[Records from a data source]
● ● ● ● ● ● ●

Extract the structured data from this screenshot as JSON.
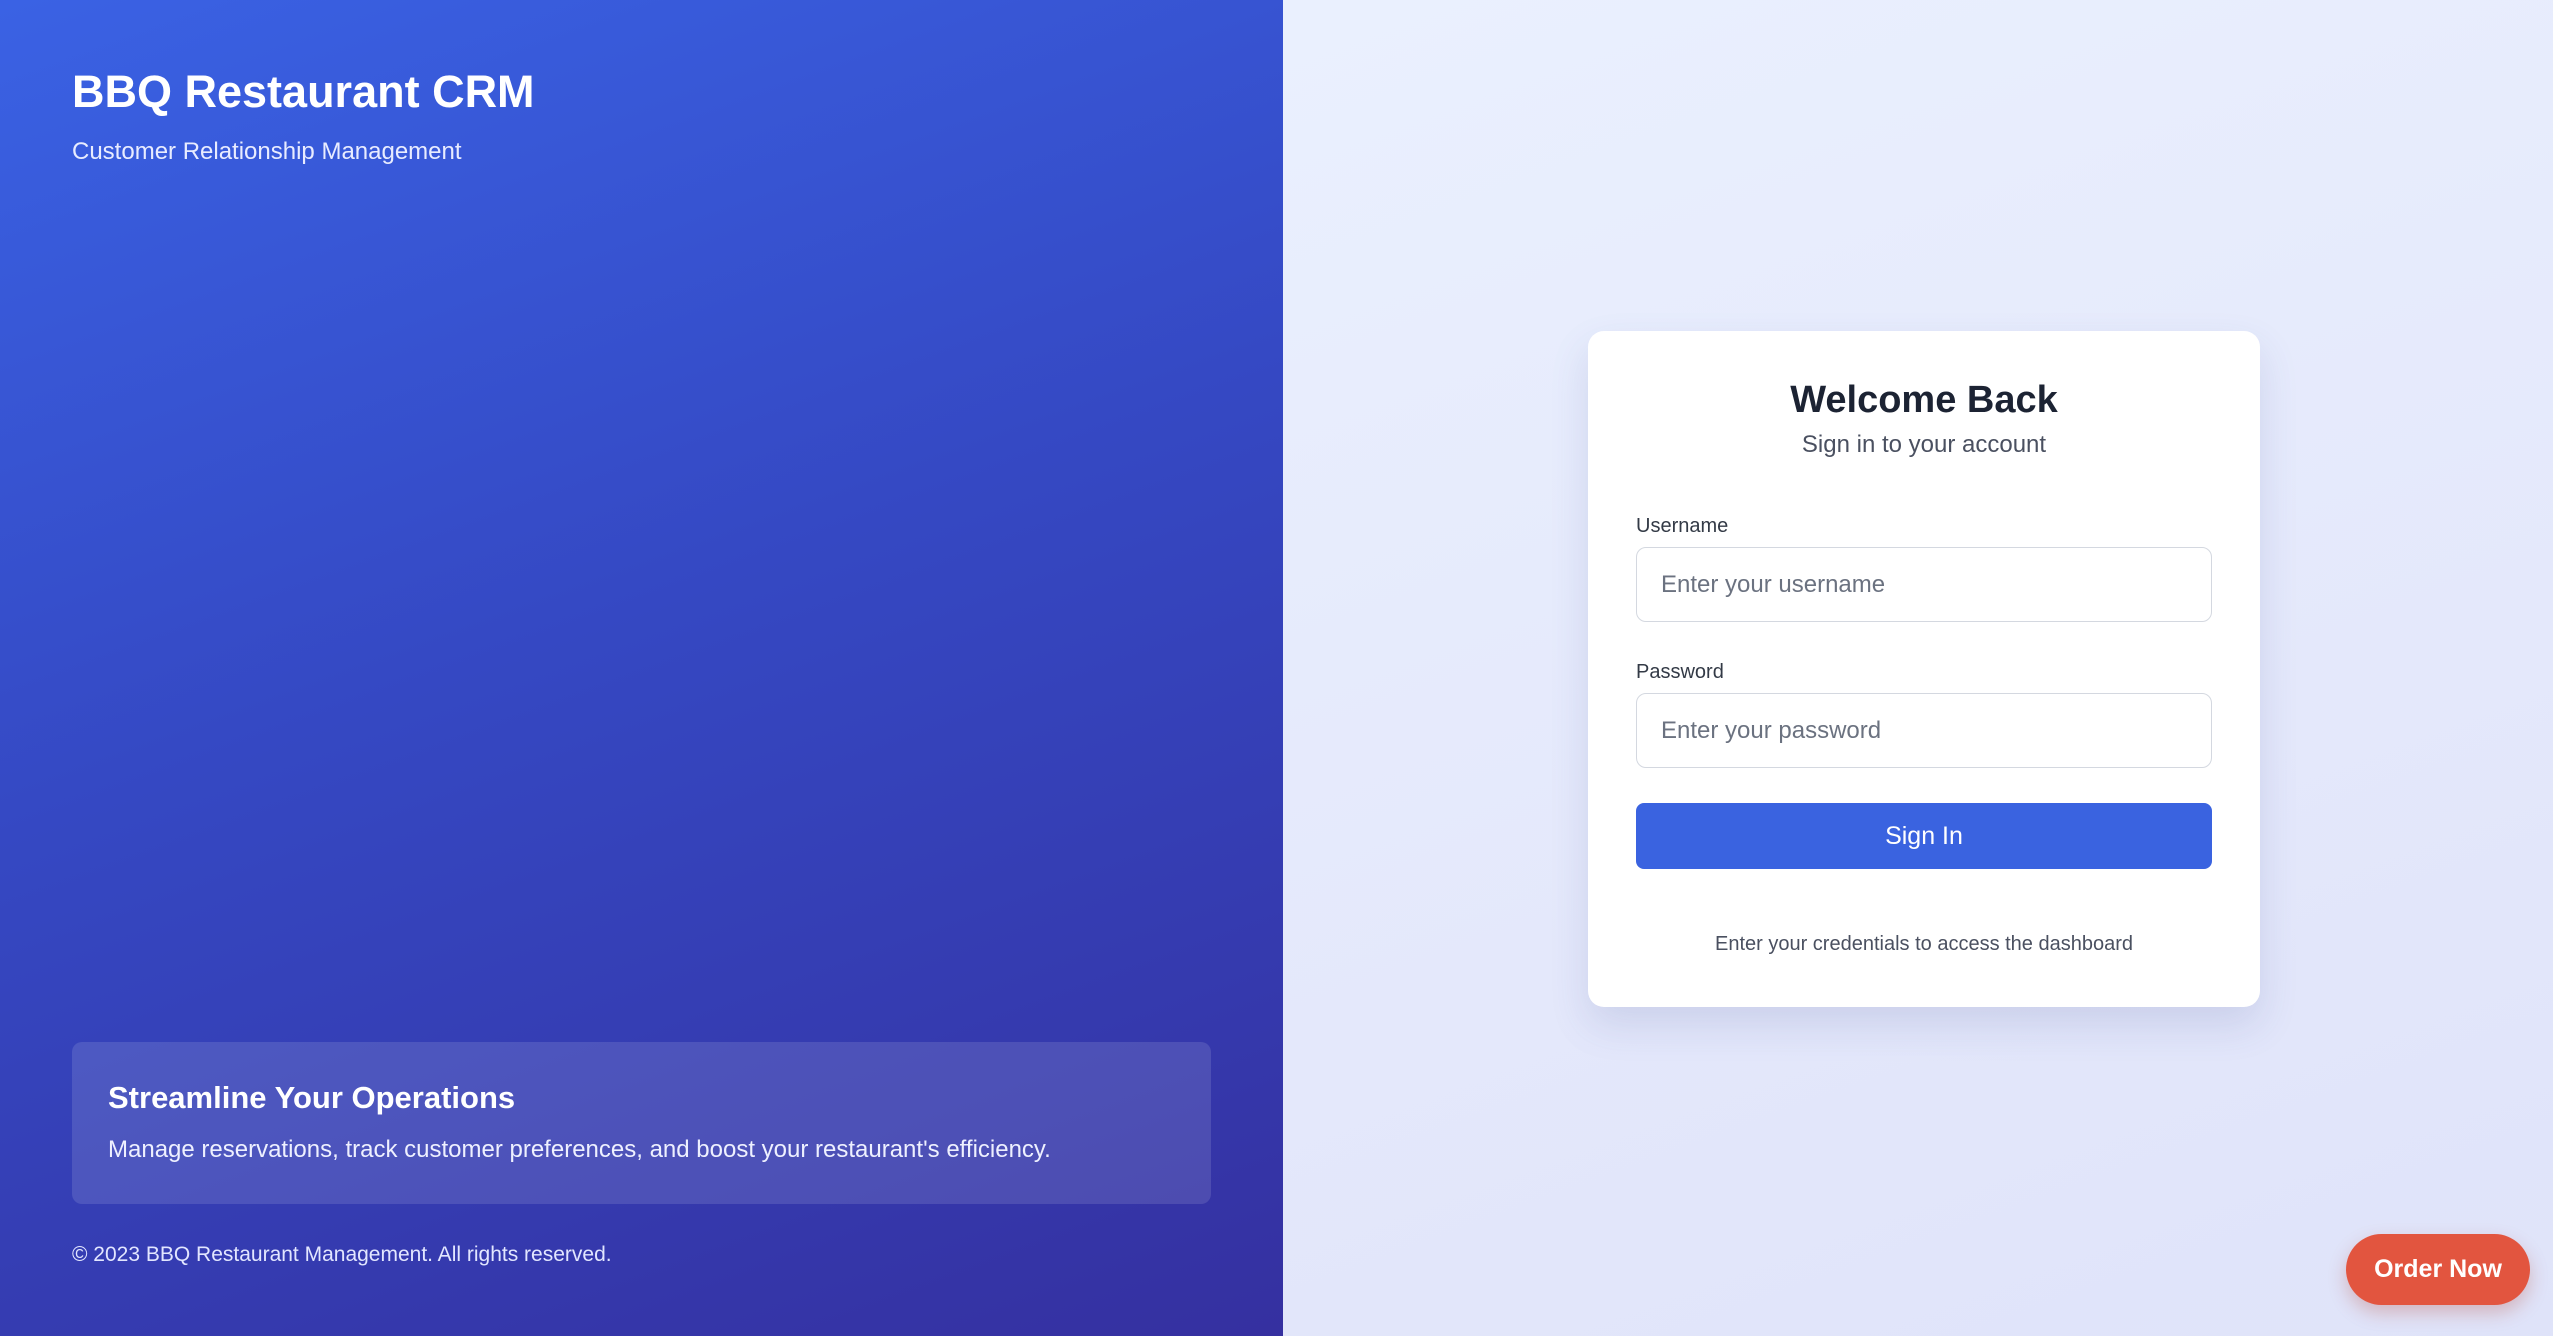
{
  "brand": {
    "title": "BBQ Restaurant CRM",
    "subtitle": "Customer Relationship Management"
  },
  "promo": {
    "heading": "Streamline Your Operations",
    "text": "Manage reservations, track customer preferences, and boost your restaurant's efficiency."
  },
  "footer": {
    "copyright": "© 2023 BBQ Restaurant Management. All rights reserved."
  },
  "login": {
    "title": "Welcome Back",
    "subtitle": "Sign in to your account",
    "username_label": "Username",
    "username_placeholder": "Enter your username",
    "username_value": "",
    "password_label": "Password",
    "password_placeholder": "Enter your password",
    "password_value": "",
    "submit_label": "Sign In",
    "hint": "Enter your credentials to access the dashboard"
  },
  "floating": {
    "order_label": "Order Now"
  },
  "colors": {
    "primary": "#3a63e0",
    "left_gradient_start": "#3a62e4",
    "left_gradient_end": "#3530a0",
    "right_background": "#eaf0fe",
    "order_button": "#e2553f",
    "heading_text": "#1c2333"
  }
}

● ● ● ● ● ● ●

=== THE REQUEST ===
Keep the pictures out and write out the records exactly.

=== FINAL RESULT ===
Extract the structured data from this screenshot as JSON.
{
  "brand": {
    "title": "BBQ Restaurant CRM",
    "subtitle": "Customer Relationship Management"
  },
  "promo": {
    "heading": "Streamline Your Operations",
    "text": "Manage reservations, track customer preferences, and boost your restaurant's efficiency."
  },
  "footer": {
    "copyright": "© 2023 BBQ Restaurant Management. All rights reserved."
  },
  "login": {
    "title": "Welcome Back",
    "subtitle": "Sign in to your account",
    "username_label": "Username",
    "username_placeholder": "Enter your username",
    "username_value": "",
    "password_label": "Password",
    "password_placeholder": "Enter your password",
    "password_value": "",
    "submit_label": "Sign In",
    "hint": "Enter your credentials to access the dashboard"
  },
  "floating": {
    "order_label": "Order Now"
  },
  "colors": {
    "primary": "#3a63e0",
    "left_gradient_start": "#3a62e4",
    "left_gradient_end": "#3530a0",
    "right_background": "#eaf0fe",
    "order_button": "#e2553f",
    "heading_text": "#1c2333"
  }
}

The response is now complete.